§ **PROBLEM DESCRIPTION**: Filter the listing and keep only the lines with the word "WWSSN".

-- start of EXERCISE MATERIAL --

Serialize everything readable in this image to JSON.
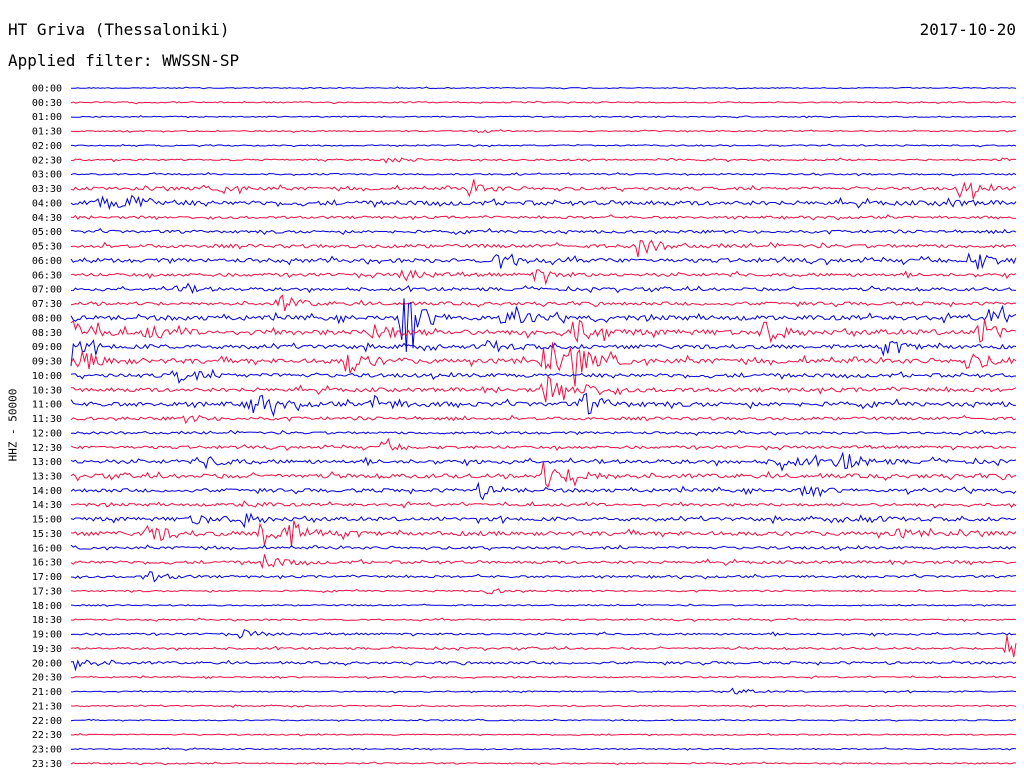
{
  "header": {
    "station": "HT Griva (Thessaloniki)",
    "filter": "Applied filter: WWSSN-SP",
    "date": "2017-10-20"
  },
  "chart_data": {
    "type": "line",
    "title": "HT Griva (Thessaloniki)",
    "subtitle": "Applied filter: WWSSN-SP",
    "date": "2017-10-20",
    "ylabel": "HHZ - 50000",
    "row_labels": [
      "00:00",
      "00:30",
      "01:00",
      "01:30",
      "02:00",
      "02:30",
      "03:00",
      "03:30",
      "04:00",
      "04:30",
      "05:00",
      "05:30",
      "06:00",
      "06:30",
      "07:00",
      "07:30",
      "08:00",
      "08:30",
      "09:00",
      "09:30",
      "10:00",
      "10:30",
      "11:00",
      "11:30",
      "12:00",
      "12:30",
      "13:00",
      "13:30",
      "14:00",
      "14:30",
      "15:00",
      "15:30",
      "16:00",
      "16:30",
      "17:00",
      "17:30",
      "18:00",
      "18:30",
      "19:00",
      "19:30",
      "20:00",
      "20:30",
      "21:00",
      "21:30",
      "22:00",
      "22:30",
      "23:00",
      "23:30"
    ],
    "series_colors": [
      "#0000dd",
      "#ee1144"
    ],
    "trace_activity": [
      0.05,
      0.1,
      0.05,
      0.08,
      0.1,
      0.2,
      0.15,
      0.5,
      0.8,
      0.35,
      0.45,
      0.6,
      0.7,
      0.55,
      0.5,
      0.55,
      0.85,
      0.95,
      0.75,
      0.9,
      0.65,
      0.7,
      0.8,
      0.5,
      0.35,
      0.45,
      0.7,
      0.75,
      0.6,
      0.45,
      0.65,
      0.75,
      0.4,
      0.45,
      0.3,
      0.15,
      0.1,
      0.15,
      0.25,
      0.25,
      0.35,
      0.1,
      0.1,
      0.1,
      0.05,
      0.08,
      0.08,
      0.1
    ],
    "events": [
      {
        "row": 3,
        "x": 0.43,
        "amp": 0.3
      },
      {
        "row": 5,
        "x": 0.33,
        "amp": 0.6
      },
      {
        "row": 7,
        "x": 0.16,
        "amp": 0.7
      },
      {
        "row": 7,
        "x": 0.42,
        "amp": 1.1
      },
      {
        "row": 7,
        "x": 0.94,
        "amp": 1.4
      },
      {
        "row": 8,
        "x": 0.03,
        "amp": 1.3
      },
      {
        "row": 8,
        "x": 0.06,
        "amp": 1.5
      },
      {
        "row": 8,
        "x": 0.92,
        "amp": 0.7
      },
      {
        "row": 11,
        "x": 0.6,
        "amp": 1.6
      },
      {
        "row": 12,
        "x": 0.45,
        "amp": 2.0
      },
      {
        "row": 12,
        "x": 0.95,
        "amp": 2.0
      },
      {
        "row": 13,
        "x": 0.35,
        "amp": 1.1
      },
      {
        "row": 13,
        "x": 0.49,
        "amp": 1.0
      },
      {
        "row": 14,
        "x": 0.11,
        "amp": 1.0
      },
      {
        "row": 15,
        "x": 0.22,
        "amp": 1.4
      },
      {
        "row": 16,
        "x": 0.35,
        "amp": 4.5
      },
      {
        "row": 16,
        "x": 0.46,
        "amp": 2.2
      },
      {
        "row": 16,
        "x": 0.97,
        "amp": 1.6
      },
      {
        "row": 17,
        "x": 0.0,
        "amp": 2.2
      },
      {
        "row": 17,
        "x": 0.08,
        "amp": 1.2
      },
      {
        "row": 17,
        "x": 0.32,
        "amp": 1.9
      },
      {
        "row": 17,
        "x": 0.53,
        "amp": 2.6
      },
      {
        "row": 17,
        "x": 0.73,
        "amp": 2.0
      },
      {
        "row": 17,
        "x": 0.96,
        "amp": 2.6
      },
      {
        "row": 18,
        "x": 0.0,
        "amp": 1.2
      },
      {
        "row": 18,
        "x": 0.44,
        "amp": 1.0
      },
      {
        "row": 18,
        "x": 0.86,
        "amp": 1.0
      },
      {
        "row": 19,
        "x": 0.01,
        "amp": 1.8
      },
      {
        "row": 19,
        "x": 0.29,
        "amp": 2.3
      },
      {
        "row": 19,
        "x": 0.5,
        "amp": 2.2
      },
      {
        "row": 19,
        "x": 0.53,
        "amp": 2.6
      },
      {
        "row": 19,
        "x": 0.95,
        "amp": 1.5
      },
      {
        "row": 20,
        "x": 0.11,
        "amp": 1.5
      },
      {
        "row": 21,
        "x": 0.5,
        "amp": 2.3
      },
      {
        "row": 21,
        "x": 0.54,
        "amp": 1.2
      },
      {
        "row": 22,
        "x": 0.19,
        "amp": 2.1
      },
      {
        "row": 22,
        "x": 0.32,
        "amp": 1.4
      },
      {
        "row": 22,
        "x": 0.54,
        "amp": 2.0
      },
      {
        "row": 23,
        "x": 0.12,
        "amp": 0.6
      },
      {
        "row": 25,
        "x": 0.33,
        "amp": 0.7
      },
      {
        "row": 26,
        "x": 0.14,
        "amp": 1.2
      },
      {
        "row": 26,
        "x": 0.75,
        "amp": 1.3
      },
      {
        "row": 26,
        "x": 0.81,
        "amp": 2.0
      },
      {
        "row": 27,
        "x": 0.5,
        "amp": 2.3
      },
      {
        "row": 27,
        "x": 0.53,
        "amp": 1.2
      },
      {
        "row": 28,
        "x": 0.43,
        "amp": 1.0
      },
      {
        "row": 28,
        "x": 0.77,
        "amp": 0.7
      },
      {
        "row": 29,
        "x": 0.18,
        "amp": 0.6
      },
      {
        "row": 30,
        "x": 0.13,
        "amp": 1.2
      },
      {
        "row": 30,
        "x": 0.18,
        "amp": 1.2
      },
      {
        "row": 30,
        "x": 0.83,
        "amp": 0.8
      },
      {
        "row": 31,
        "x": 0.08,
        "amp": 2.0
      },
      {
        "row": 31,
        "x": 0.2,
        "amp": 2.8
      },
      {
        "row": 31,
        "x": 0.23,
        "amp": 2.0
      },
      {
        "row": 31,
        "x": 0.87,
        "amp": 0.8
      },
      {
        "row": 33,
        "x": 0.2,
        "amp": 1.5
      },
      {
        "row": 34,
        "x": 0.08,
        "amp": 1.0
      },
      {
        "row": 35,
        "x": 0.44,
        "amp": 0.5
      },
      {
        "row": 38,
        "x": 0.18,
        "amp": 0.7
      },
      {
        "row": 39,
        "x": 0.99,
        "amp": 3.0
      },
      {
        "row": 40,
        "x": 0.0,
        "amp": 1.4
      },
      {
        "row": 42,
        "x": 0.7,
        "amp": 0.5
      }
    ]
  }
}
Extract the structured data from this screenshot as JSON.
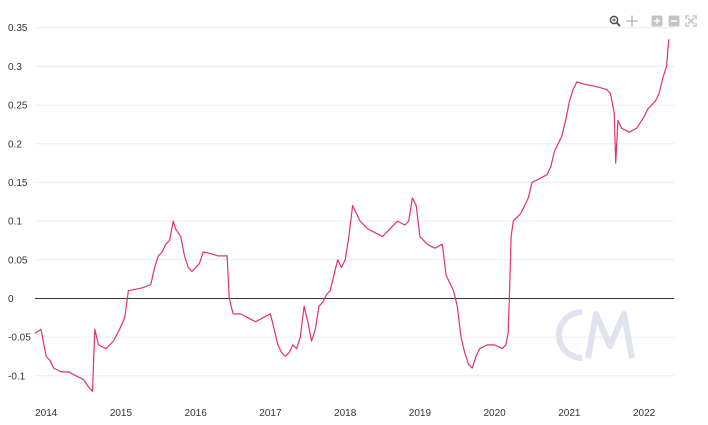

-- end of EXERCISE MATERIAL --

§ **EXERCISE OUTPUT**:
    "filter": "Applied filter: WWSSN-SP",
    "subtitle": "Applied filter: WWSSN-SP",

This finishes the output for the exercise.